Dataset listings of figures
========

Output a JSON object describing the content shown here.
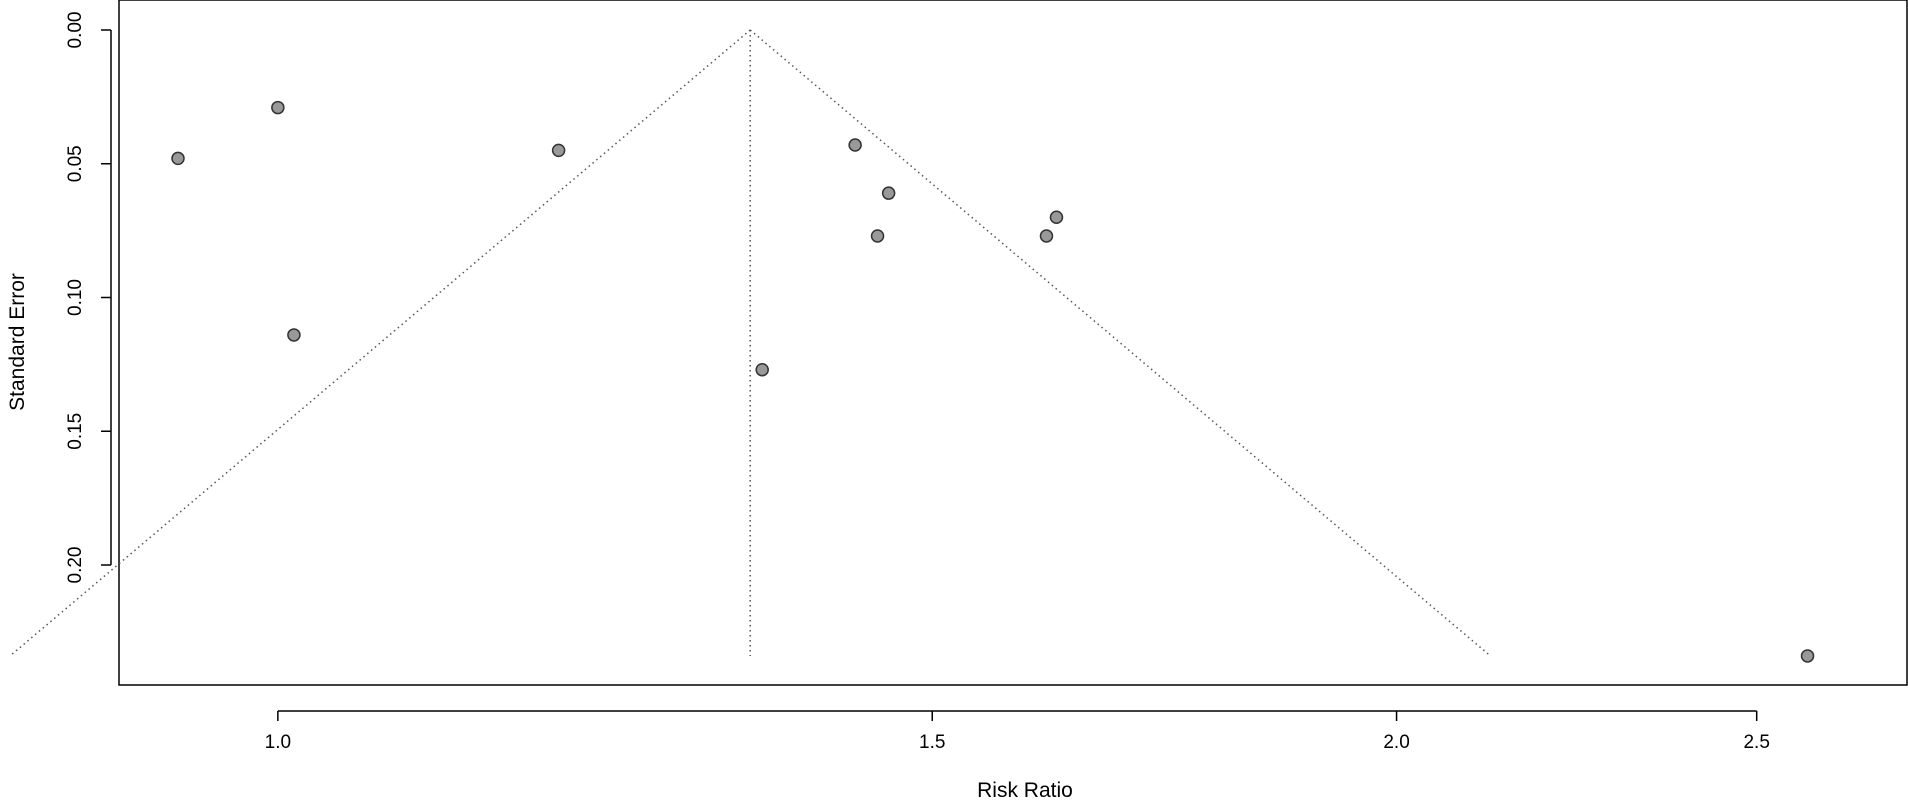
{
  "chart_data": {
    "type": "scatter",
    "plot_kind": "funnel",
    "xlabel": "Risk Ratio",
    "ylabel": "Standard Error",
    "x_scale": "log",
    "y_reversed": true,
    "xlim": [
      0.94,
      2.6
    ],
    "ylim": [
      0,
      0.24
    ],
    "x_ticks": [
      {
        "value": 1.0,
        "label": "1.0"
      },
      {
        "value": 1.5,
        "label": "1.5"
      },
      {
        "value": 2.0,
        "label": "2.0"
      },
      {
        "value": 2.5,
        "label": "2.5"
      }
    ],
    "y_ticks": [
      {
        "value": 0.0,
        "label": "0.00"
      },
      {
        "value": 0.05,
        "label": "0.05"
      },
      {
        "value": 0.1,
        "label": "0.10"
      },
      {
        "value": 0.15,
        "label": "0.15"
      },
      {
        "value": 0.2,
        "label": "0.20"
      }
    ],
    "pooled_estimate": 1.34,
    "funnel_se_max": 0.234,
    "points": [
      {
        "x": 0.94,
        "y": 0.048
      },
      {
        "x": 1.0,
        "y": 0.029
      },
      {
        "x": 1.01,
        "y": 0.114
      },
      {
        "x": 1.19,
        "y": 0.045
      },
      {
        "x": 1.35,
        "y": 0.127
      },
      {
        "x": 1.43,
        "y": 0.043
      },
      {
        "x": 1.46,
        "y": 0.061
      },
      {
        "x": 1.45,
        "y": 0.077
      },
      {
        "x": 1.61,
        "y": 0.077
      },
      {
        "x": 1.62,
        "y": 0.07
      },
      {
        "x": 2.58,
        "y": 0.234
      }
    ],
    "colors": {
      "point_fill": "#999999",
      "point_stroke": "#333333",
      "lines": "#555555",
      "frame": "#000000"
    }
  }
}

========

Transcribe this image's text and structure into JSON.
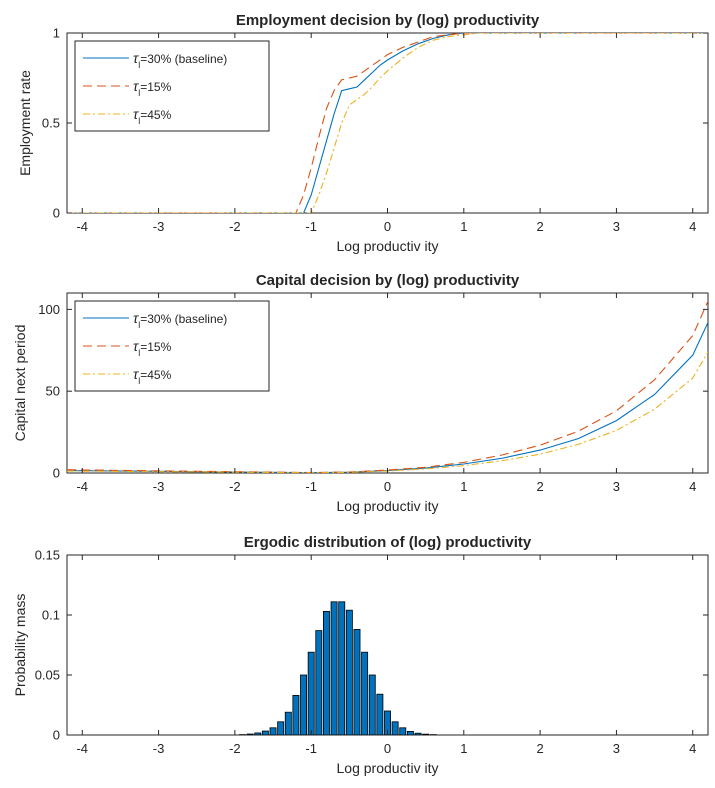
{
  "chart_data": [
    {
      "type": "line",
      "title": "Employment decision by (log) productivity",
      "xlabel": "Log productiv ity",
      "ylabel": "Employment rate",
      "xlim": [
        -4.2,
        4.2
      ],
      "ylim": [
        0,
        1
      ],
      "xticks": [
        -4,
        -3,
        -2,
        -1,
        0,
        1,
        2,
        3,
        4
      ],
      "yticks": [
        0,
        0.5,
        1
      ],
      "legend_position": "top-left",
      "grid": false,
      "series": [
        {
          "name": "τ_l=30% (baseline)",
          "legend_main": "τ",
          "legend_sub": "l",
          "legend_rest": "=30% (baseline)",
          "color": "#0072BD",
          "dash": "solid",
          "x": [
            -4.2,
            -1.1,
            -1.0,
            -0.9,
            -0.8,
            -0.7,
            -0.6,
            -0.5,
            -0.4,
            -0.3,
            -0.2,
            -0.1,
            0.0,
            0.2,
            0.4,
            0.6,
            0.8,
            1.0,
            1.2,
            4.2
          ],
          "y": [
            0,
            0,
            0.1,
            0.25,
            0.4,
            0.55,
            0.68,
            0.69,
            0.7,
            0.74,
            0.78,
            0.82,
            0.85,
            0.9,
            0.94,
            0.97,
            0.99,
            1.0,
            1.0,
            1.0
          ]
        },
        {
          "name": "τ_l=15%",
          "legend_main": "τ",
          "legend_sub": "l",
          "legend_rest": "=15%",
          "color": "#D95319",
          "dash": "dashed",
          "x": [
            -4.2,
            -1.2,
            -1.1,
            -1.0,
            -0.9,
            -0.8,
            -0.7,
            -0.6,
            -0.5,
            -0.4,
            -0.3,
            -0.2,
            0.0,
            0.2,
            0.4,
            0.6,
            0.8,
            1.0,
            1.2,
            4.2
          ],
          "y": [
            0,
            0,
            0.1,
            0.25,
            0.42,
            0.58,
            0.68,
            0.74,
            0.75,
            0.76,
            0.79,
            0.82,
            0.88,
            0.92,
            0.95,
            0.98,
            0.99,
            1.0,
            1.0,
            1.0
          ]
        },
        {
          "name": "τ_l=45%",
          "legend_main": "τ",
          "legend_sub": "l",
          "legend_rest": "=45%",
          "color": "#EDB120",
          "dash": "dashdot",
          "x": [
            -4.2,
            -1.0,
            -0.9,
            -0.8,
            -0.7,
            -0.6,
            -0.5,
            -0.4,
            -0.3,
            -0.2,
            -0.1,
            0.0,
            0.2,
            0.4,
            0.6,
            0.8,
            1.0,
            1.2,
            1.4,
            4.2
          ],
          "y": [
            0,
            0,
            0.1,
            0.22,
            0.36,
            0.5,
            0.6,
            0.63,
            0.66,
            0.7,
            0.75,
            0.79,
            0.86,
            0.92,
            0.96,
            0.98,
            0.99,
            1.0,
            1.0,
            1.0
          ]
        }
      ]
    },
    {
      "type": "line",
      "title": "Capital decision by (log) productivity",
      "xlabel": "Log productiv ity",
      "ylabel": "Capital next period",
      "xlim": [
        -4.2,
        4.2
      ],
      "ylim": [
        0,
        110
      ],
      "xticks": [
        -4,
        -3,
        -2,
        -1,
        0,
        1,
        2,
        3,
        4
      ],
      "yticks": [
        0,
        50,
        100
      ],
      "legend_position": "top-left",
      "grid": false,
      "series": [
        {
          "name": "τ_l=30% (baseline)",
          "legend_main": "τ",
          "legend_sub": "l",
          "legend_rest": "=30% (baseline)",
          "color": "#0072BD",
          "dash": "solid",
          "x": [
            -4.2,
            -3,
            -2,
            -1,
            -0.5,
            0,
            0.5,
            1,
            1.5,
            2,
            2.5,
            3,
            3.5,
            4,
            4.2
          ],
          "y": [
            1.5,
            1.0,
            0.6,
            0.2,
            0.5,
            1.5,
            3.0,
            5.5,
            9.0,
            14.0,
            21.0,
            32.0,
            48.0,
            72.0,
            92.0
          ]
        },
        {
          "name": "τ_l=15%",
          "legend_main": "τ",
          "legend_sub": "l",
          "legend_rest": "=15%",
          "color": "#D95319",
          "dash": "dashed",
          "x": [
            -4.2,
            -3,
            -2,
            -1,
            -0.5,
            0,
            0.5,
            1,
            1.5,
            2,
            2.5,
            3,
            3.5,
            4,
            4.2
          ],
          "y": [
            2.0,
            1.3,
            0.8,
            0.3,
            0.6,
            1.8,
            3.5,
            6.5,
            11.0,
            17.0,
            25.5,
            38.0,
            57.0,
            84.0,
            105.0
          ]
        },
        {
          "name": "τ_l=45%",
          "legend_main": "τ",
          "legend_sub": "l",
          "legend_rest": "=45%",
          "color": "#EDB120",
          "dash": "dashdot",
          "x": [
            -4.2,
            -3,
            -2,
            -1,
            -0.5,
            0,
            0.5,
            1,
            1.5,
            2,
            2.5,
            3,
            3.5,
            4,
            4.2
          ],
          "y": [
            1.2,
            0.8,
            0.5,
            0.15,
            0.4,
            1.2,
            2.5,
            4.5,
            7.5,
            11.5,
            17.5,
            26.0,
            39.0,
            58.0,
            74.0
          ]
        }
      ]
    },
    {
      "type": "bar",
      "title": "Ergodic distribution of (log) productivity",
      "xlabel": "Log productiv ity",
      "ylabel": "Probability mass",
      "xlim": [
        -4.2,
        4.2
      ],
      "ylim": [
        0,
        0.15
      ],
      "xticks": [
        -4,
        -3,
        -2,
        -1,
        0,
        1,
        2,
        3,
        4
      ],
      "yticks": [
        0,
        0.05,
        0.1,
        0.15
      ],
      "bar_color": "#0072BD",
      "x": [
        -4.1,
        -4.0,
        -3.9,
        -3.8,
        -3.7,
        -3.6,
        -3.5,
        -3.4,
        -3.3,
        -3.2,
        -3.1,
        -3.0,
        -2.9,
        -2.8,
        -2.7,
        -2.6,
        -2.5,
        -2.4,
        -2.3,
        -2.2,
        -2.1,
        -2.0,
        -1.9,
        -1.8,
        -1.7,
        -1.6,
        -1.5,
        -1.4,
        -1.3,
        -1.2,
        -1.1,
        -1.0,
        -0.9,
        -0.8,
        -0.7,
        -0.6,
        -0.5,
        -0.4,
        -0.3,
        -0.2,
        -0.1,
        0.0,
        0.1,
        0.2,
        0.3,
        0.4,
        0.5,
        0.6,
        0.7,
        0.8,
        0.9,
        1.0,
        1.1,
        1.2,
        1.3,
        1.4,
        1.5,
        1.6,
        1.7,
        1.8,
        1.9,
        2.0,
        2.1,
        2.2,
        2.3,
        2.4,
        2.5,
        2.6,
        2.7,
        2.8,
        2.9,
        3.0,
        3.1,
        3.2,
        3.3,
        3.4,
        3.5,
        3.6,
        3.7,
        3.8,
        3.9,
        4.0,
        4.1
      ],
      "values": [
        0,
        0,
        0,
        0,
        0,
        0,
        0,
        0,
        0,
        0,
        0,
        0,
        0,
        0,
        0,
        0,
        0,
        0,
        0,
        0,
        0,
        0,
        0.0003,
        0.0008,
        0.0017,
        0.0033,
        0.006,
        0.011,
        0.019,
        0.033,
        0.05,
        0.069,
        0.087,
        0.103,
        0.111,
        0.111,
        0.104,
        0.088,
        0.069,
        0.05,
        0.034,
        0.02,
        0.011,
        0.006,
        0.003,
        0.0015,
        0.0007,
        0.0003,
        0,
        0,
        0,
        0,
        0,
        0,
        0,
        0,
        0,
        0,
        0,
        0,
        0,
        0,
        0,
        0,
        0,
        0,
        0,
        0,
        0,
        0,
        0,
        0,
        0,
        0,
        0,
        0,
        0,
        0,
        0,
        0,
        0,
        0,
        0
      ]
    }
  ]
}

========

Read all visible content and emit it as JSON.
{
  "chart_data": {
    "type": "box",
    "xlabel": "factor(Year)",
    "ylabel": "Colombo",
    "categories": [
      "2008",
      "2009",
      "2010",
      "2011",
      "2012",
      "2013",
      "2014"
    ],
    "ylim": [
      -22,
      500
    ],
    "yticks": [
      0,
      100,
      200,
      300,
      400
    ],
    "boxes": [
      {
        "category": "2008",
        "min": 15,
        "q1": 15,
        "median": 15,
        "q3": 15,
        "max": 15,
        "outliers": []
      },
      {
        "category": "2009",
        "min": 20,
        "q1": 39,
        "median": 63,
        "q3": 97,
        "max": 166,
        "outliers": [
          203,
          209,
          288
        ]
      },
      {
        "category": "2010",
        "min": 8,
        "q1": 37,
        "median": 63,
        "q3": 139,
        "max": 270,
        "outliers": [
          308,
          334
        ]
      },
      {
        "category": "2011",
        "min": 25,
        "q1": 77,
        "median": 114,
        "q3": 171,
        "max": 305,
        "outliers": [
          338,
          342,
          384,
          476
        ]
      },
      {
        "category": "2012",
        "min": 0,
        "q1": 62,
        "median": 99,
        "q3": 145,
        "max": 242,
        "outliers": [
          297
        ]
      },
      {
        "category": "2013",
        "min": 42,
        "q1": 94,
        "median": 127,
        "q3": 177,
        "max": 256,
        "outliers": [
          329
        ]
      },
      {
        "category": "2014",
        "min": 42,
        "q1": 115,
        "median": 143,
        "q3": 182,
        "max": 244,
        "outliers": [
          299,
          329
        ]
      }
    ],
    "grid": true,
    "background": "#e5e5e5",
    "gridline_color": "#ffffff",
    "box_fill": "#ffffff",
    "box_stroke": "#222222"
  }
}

========

Scan the lines above for "type", then copy every one that has it.

    "type": "scatter",
      "type": "line",
      "type": "line",
      "type": "bar",
    "type": "box",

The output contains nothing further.